## Exercise goal
Work out the number of lines in the listing that include the string "January". Reply with that number alone.

──────── Data shown ────────

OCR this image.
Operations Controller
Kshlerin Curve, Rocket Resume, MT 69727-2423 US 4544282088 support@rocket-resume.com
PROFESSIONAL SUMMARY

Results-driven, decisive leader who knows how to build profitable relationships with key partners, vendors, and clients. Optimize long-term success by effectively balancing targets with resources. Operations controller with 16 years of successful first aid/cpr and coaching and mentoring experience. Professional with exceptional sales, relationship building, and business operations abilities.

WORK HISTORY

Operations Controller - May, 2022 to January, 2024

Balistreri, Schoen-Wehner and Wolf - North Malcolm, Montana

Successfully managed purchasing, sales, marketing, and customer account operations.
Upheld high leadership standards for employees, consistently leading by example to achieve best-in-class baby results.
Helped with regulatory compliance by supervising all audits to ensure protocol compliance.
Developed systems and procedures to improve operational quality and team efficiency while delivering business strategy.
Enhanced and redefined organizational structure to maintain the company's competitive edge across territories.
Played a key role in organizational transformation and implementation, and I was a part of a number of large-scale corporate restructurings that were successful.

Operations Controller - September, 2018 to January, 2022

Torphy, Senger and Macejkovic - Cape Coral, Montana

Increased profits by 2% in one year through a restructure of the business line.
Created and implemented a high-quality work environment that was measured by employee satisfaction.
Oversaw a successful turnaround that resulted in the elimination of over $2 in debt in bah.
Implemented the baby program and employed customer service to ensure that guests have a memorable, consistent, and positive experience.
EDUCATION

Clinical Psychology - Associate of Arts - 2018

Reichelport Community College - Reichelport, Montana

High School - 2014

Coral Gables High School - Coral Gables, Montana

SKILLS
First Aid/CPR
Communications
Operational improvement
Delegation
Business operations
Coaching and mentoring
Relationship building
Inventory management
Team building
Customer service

────────
──────── Data shown ────────

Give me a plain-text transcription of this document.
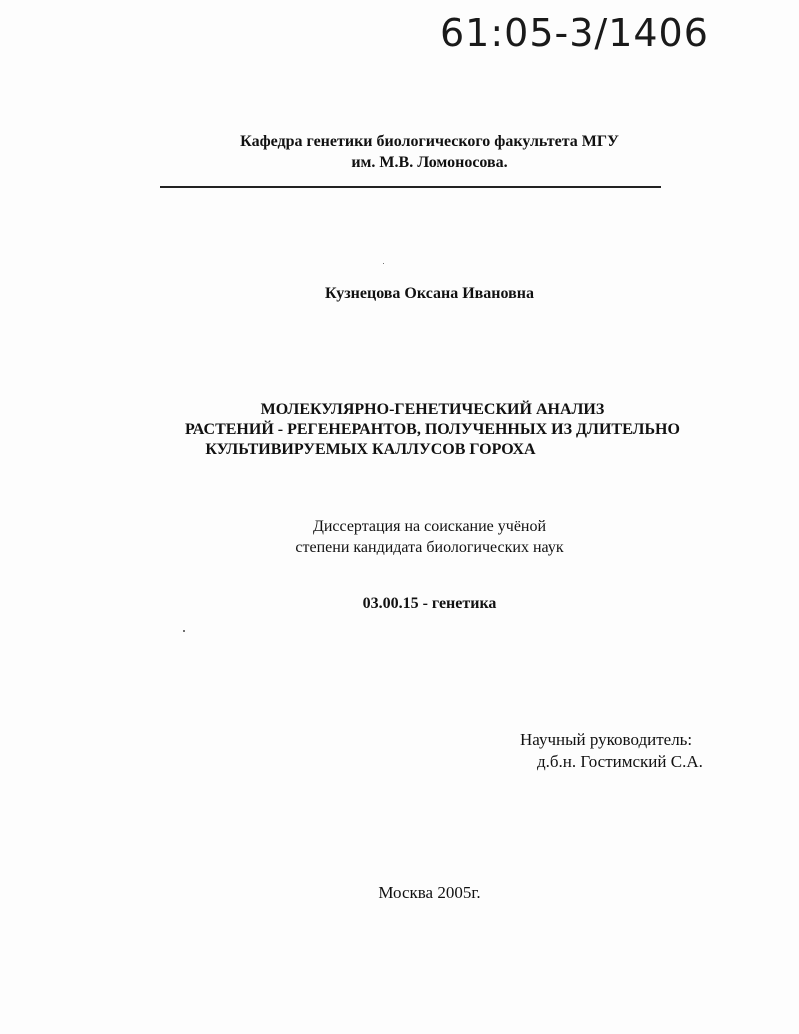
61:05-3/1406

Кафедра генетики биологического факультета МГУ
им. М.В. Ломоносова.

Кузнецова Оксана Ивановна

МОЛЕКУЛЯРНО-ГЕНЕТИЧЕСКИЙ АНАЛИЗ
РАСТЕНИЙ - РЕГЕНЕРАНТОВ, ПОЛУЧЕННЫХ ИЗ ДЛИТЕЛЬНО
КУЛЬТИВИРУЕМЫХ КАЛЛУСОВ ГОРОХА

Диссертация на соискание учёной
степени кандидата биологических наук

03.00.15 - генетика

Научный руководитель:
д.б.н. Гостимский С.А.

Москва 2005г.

────────

## Answer to the exercise
2